▸ **WHAT IS NEEDED**
Write out each line in which the string "items" is present.

"""

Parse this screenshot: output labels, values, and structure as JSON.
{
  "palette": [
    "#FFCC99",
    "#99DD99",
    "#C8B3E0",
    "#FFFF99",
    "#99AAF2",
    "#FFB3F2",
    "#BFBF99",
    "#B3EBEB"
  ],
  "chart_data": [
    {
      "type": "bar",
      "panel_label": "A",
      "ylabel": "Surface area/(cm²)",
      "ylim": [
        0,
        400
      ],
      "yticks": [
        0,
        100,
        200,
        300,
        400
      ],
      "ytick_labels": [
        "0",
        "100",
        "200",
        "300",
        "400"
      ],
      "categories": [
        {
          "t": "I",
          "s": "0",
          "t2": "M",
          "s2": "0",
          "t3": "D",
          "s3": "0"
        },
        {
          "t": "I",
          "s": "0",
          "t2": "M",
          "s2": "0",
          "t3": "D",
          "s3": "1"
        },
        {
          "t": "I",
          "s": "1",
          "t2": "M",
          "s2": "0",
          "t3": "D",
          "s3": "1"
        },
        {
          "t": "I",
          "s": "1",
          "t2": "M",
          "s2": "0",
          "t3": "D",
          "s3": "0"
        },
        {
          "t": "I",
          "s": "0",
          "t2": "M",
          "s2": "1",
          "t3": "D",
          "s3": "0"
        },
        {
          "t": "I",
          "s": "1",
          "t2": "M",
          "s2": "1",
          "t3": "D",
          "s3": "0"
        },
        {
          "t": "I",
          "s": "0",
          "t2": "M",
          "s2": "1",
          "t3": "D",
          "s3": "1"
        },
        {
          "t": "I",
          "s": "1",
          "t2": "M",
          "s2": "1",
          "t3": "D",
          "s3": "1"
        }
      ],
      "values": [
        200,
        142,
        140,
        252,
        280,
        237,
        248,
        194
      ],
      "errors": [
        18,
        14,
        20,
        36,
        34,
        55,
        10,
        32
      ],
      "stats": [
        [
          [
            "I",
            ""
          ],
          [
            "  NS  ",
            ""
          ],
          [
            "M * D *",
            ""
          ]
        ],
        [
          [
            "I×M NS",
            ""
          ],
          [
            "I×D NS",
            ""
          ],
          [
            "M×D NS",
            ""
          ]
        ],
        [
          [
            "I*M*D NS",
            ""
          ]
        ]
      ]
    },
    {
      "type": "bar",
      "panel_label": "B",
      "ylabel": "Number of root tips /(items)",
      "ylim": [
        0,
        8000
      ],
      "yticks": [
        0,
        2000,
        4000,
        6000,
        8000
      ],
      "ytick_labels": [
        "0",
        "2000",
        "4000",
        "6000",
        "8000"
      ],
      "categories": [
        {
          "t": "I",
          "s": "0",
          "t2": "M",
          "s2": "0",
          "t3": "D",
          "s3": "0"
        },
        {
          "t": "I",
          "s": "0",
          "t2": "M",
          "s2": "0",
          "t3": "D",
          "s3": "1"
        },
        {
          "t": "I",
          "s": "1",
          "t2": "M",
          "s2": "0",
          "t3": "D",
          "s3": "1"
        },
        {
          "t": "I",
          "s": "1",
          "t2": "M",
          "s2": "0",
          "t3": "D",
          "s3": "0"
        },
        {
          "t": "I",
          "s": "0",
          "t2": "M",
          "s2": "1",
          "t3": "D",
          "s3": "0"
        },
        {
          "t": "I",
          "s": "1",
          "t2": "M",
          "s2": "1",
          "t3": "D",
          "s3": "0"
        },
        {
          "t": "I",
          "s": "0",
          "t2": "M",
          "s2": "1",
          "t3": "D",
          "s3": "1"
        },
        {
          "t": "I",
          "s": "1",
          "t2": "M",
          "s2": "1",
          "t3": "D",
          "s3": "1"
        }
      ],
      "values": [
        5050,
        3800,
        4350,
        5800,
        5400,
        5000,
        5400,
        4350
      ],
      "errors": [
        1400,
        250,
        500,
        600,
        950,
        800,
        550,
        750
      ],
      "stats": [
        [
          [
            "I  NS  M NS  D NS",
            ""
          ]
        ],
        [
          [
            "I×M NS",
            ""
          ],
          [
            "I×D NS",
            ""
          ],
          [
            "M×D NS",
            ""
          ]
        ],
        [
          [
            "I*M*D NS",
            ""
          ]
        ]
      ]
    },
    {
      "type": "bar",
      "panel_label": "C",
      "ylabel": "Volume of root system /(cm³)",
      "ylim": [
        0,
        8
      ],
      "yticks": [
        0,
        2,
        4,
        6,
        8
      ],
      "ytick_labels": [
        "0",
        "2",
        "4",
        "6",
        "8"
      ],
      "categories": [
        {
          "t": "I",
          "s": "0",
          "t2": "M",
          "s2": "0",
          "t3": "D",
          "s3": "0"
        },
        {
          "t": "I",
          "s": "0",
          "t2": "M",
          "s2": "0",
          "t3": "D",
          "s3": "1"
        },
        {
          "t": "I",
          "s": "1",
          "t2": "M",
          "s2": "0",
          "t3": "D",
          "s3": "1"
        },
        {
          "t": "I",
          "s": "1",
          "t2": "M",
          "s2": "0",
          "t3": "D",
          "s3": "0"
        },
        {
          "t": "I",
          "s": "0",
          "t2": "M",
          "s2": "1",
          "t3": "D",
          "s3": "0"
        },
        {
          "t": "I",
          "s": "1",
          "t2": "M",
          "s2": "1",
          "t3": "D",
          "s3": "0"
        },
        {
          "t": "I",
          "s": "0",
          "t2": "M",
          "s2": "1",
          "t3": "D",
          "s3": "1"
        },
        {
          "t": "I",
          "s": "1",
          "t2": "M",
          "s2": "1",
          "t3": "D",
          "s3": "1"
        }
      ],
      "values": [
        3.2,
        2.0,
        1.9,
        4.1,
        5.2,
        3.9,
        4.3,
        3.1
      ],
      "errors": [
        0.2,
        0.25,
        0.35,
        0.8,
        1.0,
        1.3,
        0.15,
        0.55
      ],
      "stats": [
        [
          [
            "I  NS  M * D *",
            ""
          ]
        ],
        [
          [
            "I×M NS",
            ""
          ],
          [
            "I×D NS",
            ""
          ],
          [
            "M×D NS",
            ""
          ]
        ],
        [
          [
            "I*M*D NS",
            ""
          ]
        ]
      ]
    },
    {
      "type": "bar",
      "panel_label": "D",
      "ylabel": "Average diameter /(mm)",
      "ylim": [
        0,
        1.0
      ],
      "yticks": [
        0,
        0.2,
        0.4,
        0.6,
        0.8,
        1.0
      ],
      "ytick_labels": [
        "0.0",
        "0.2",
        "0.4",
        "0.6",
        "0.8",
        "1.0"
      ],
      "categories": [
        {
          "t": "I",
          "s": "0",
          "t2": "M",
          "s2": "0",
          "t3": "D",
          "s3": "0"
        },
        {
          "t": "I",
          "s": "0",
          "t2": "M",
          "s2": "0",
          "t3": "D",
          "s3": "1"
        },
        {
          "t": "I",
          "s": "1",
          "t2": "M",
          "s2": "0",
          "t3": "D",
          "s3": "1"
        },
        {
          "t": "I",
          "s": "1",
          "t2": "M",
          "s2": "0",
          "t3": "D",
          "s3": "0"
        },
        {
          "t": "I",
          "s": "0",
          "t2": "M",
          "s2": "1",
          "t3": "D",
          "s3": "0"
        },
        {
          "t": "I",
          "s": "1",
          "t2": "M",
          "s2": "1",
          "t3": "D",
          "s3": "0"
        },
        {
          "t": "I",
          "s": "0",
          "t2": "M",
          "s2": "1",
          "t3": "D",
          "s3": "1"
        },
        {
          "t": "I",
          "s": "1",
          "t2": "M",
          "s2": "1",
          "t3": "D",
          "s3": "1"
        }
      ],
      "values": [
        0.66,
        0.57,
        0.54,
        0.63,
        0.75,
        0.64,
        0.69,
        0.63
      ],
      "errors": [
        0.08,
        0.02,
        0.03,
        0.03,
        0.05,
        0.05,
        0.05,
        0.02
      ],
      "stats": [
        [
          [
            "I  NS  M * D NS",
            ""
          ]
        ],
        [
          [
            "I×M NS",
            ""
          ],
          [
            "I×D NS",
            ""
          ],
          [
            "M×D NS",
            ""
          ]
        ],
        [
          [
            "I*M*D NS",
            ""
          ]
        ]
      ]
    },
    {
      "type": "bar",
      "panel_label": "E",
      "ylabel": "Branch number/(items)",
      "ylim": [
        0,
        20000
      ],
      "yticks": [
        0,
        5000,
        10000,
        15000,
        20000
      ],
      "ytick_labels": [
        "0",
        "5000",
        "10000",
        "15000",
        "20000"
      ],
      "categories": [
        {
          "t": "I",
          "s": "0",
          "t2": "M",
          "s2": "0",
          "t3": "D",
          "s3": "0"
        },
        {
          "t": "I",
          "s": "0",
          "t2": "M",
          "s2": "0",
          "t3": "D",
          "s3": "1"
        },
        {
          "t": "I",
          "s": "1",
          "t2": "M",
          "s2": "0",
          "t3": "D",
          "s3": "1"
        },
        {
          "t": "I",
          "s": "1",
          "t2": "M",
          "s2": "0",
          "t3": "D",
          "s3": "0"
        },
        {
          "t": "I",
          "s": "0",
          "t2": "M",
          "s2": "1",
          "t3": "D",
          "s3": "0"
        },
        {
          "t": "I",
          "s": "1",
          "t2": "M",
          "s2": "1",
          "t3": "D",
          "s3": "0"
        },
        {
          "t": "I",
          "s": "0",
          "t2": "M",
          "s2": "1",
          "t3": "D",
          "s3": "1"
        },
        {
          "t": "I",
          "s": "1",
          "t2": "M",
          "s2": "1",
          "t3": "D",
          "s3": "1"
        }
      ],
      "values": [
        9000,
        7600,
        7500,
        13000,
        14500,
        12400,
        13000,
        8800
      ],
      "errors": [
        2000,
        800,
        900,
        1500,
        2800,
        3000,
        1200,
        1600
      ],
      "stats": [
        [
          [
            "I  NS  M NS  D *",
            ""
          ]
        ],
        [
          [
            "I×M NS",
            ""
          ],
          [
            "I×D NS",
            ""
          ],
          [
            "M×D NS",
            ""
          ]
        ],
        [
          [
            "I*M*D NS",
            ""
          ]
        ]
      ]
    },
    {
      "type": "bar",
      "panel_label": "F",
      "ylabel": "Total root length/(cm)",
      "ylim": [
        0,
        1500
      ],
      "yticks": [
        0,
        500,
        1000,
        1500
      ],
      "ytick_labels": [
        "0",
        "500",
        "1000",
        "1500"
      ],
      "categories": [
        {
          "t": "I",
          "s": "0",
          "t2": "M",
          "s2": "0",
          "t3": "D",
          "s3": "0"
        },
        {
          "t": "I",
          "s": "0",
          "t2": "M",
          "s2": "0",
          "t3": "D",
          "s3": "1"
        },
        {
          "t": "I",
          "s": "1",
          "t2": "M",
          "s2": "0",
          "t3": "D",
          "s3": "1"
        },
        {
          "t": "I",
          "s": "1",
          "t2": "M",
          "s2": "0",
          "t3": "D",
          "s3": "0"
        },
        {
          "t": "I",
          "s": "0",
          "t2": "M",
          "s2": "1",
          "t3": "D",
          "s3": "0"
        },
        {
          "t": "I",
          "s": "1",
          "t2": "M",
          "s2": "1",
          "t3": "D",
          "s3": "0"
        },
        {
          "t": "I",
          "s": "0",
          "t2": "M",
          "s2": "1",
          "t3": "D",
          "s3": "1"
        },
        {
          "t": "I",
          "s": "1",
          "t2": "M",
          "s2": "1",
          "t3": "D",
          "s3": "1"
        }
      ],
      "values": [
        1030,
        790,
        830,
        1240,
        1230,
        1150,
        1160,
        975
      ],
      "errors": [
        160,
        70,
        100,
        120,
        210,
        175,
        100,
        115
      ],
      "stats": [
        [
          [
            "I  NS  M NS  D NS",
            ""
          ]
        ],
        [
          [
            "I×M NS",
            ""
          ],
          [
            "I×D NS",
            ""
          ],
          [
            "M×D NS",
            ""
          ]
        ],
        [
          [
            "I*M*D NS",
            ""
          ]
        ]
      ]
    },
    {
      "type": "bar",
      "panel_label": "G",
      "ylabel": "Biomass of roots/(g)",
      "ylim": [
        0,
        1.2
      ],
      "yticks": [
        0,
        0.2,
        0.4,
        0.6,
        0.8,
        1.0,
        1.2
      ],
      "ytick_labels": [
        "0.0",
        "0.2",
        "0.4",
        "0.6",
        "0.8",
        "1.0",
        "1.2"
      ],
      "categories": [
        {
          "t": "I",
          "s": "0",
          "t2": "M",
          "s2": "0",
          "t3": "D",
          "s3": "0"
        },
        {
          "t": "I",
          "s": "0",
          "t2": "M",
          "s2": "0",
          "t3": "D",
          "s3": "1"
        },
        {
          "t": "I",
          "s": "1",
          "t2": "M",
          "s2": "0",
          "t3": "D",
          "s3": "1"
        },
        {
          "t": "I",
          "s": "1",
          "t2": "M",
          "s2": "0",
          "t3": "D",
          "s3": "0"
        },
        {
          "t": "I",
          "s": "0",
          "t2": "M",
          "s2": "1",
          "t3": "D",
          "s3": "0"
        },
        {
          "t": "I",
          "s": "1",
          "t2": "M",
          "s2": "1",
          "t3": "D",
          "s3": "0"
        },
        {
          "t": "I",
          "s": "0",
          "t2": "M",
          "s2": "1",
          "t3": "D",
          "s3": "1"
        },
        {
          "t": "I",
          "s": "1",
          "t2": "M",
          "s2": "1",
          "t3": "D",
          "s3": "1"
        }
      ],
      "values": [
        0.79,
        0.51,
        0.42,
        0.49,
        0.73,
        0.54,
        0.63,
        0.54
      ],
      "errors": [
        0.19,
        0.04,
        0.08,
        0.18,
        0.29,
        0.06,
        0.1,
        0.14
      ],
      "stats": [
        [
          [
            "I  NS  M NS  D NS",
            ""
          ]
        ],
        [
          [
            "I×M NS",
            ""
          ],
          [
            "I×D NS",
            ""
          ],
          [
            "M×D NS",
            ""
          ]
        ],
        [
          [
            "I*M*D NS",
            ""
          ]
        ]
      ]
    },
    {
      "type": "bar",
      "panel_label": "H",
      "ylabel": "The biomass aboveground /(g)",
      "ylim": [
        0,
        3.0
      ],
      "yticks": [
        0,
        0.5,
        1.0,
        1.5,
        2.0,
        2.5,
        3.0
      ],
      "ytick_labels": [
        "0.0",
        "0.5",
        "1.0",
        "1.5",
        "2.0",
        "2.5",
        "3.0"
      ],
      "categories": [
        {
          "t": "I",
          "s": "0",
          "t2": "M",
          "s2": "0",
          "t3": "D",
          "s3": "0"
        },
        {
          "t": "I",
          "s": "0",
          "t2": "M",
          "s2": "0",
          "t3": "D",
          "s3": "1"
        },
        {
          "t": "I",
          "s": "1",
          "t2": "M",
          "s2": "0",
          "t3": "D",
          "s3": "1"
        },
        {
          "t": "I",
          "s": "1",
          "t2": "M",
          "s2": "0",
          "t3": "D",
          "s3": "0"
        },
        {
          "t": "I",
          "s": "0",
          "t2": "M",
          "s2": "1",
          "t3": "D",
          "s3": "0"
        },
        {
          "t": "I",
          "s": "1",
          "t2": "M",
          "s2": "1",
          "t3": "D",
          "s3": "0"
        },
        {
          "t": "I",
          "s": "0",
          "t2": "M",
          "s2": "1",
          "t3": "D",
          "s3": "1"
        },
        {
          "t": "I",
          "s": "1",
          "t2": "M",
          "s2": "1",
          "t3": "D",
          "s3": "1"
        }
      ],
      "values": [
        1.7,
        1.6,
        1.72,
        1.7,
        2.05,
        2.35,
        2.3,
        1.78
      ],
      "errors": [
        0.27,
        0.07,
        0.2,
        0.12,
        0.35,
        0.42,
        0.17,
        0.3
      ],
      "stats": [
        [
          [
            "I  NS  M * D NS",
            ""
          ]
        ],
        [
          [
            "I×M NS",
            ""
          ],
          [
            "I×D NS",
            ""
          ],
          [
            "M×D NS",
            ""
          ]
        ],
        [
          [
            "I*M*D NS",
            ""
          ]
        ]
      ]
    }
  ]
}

"""

▸ **WRITTEN ANSWER**
      "ylabel": "Number of root tips /(items)",
      "ylabel": "Branch number/(items)",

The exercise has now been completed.